◆ EXERCISE OBJECTIVE:
Return the number of lines in which the word "this" appears; add nothing else.
---+---
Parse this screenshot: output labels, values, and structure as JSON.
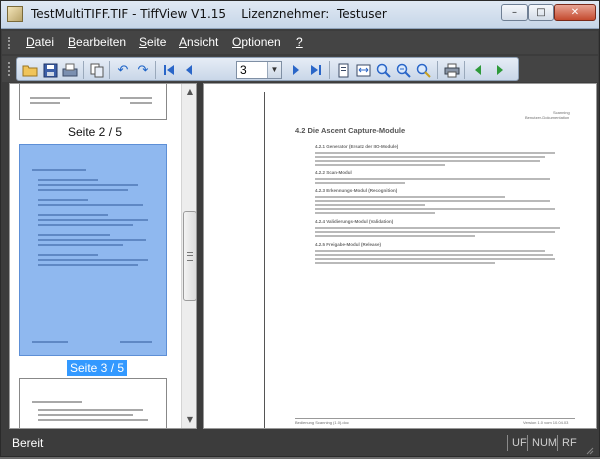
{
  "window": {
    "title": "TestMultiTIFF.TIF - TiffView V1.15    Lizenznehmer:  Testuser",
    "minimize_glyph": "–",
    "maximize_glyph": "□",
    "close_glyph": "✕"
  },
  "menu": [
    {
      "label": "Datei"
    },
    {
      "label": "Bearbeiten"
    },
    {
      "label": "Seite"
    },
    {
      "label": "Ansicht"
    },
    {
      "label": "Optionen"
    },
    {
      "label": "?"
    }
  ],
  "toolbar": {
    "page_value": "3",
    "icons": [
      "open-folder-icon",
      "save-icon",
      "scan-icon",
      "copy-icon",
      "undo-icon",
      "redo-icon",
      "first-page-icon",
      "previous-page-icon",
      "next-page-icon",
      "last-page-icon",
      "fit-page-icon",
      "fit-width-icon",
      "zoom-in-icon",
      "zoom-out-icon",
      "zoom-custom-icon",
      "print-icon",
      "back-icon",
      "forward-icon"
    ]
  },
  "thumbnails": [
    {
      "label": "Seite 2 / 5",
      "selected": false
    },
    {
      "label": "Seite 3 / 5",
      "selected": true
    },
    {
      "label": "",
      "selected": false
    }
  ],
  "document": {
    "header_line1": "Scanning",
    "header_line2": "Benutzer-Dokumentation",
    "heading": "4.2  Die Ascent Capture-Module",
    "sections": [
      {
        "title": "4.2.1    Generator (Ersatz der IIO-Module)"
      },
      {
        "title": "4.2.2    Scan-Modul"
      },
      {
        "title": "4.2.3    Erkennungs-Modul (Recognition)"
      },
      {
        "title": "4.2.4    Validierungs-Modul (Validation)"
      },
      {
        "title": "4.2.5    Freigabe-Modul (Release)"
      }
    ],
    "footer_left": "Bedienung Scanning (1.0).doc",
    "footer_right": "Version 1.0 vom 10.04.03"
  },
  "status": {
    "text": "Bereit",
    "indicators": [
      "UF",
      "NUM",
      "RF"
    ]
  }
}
---+---
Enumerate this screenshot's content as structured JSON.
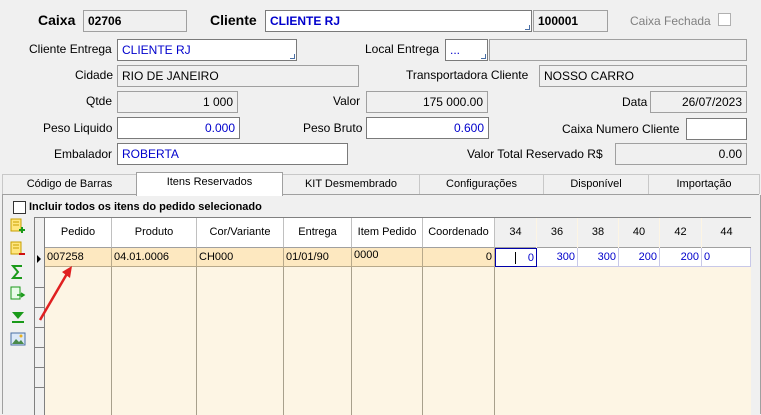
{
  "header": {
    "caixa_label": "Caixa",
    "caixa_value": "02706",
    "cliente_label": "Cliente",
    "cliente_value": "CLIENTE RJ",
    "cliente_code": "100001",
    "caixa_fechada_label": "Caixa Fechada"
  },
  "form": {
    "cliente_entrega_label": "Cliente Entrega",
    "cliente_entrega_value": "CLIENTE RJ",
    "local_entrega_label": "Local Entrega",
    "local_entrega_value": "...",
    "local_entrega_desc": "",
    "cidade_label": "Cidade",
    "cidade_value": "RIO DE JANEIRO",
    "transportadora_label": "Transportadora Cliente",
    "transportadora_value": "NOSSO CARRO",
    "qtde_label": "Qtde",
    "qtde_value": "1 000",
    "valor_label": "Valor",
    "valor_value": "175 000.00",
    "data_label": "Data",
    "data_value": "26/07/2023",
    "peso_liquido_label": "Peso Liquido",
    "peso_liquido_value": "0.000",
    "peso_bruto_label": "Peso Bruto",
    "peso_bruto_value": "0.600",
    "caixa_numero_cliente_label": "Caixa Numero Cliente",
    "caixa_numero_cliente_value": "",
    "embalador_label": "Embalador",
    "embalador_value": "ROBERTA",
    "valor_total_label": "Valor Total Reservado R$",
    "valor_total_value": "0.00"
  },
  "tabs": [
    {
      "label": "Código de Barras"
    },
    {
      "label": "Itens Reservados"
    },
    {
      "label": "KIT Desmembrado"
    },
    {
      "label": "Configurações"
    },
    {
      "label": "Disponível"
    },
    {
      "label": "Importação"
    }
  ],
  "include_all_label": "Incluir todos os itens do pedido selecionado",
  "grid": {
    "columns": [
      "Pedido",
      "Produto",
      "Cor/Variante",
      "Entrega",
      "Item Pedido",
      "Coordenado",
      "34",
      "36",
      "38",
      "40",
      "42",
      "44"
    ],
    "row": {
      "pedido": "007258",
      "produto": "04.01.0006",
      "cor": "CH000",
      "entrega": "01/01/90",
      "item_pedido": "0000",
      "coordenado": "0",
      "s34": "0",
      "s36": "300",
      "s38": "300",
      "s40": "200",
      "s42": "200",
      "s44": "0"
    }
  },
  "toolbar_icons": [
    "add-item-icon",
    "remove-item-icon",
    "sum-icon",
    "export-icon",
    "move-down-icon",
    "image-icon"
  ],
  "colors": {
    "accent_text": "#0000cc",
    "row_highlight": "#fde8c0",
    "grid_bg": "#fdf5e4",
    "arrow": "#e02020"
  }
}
---+---
◆ TASK RESULT:
2